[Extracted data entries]
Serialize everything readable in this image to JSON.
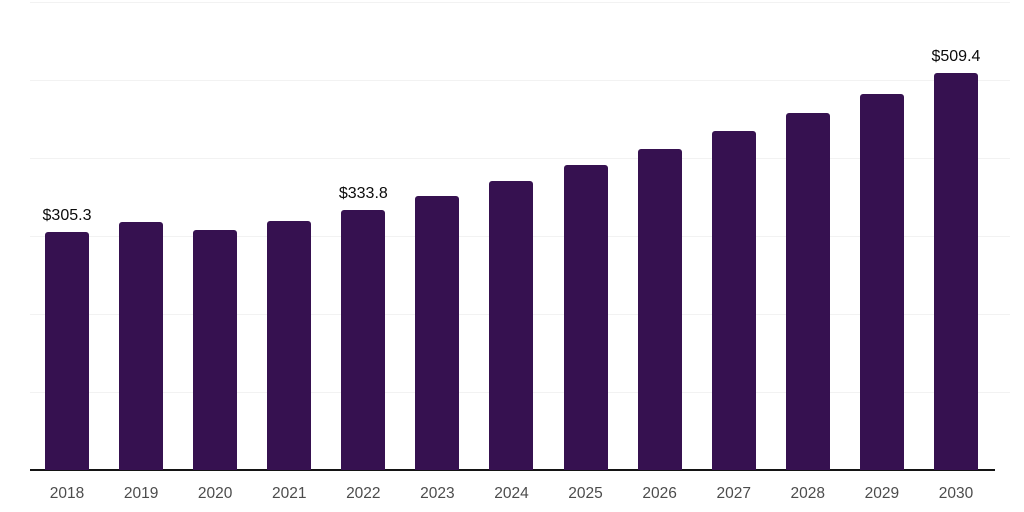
{
  "page": {
    "background": "#ffffff"
  },
  "chart_data": {
    "type": "bar",
    "title": "",
    "xlabel": "",
    "ylabel": "",
    "categories": [
      "2018",
      "2019",
      "2020",
      "2021",
      "2022",
      "2023",
      "2024",
      "2025",
      "2026",
      "2027",
      "2028",
      "2029",
      "2030"
    ],
    "values": [
      305.3,
      318.0,
      308.1,
      319.0,
      333.8,
      351.8,
      370.8,
      390.9,
      412.0,
      434.3,
      457.7,
      482.4,
      509.4
    ],
    "point_labels": [
      "$305.3",
      null,
      null,
      null,
      "$333.8",
      null,
      null,
      null,
      null,
      null,
      null,
      null,
      "$509.4"
    ],
    "ylim": [
      0,
      600
    ],
    "gridline_step": 100,
    "grid": true,
    "legend": false,
    "y_axis_labels_visible": false,
    "colors": {
      "bar": "#361150",
      "gridline": "#f2f2f2",
      "axis_line": "#141414",
      "value_label": "#0b0b0b",
      "tick_label": "#4c4c4c"
    }
  }
}
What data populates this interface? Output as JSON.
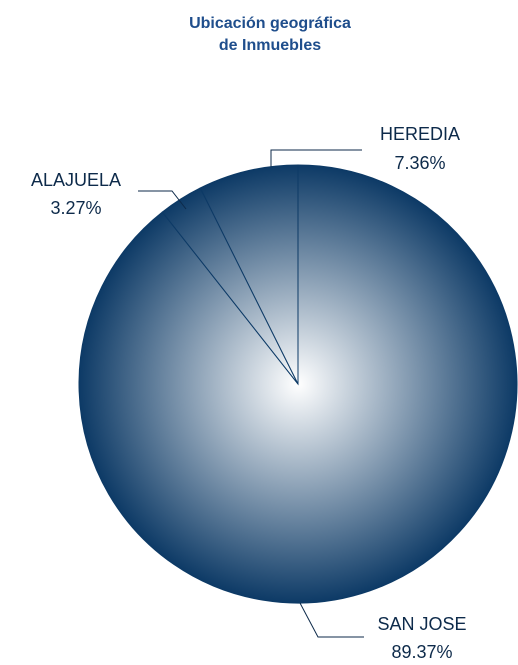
{
  "chart_data": {
    "type": "pie",
    "title": [
      "Ubicación geográfica",
      "de Inmuebles"
    ],
    "categories": [
      "SAN JOSE",
      "ALAJUELA",
      "HEREDIA"
    ],
    "values": [
      89.37,
      3.27,
      7.36
    ],
    "value_labels": [
      "89.37%",
      "3.27%",
      "7.36%"
    ],
    "color": "#0d3a66"
  }
}
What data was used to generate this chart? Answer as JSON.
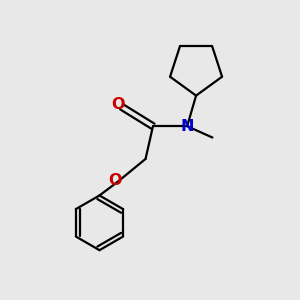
{
  "bg_color": "#e8e8e8",
  "bond_color": "#000000",
  "N_color": "#0000cc",
  "O_color": "#cc0000",
  "line_width": 1.6,
  "font_size": 11.5,
  "fig_size": [
    3.0,
    3.0
  ],
  "dpi": 100,
  "xlim": [
    0,
    10
  ],
  "ylim": [
    0,
    10
  ]
}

» **YOUR INSTRUCTIONS**
Read through the entries and copy each line in which "JSON" appears.

» **THE OUTPUT**
Serialize everything readable in this image to JSON.
What data populates this interface? Output as JSON.
What data was used to generate this chart? Answer as JSON.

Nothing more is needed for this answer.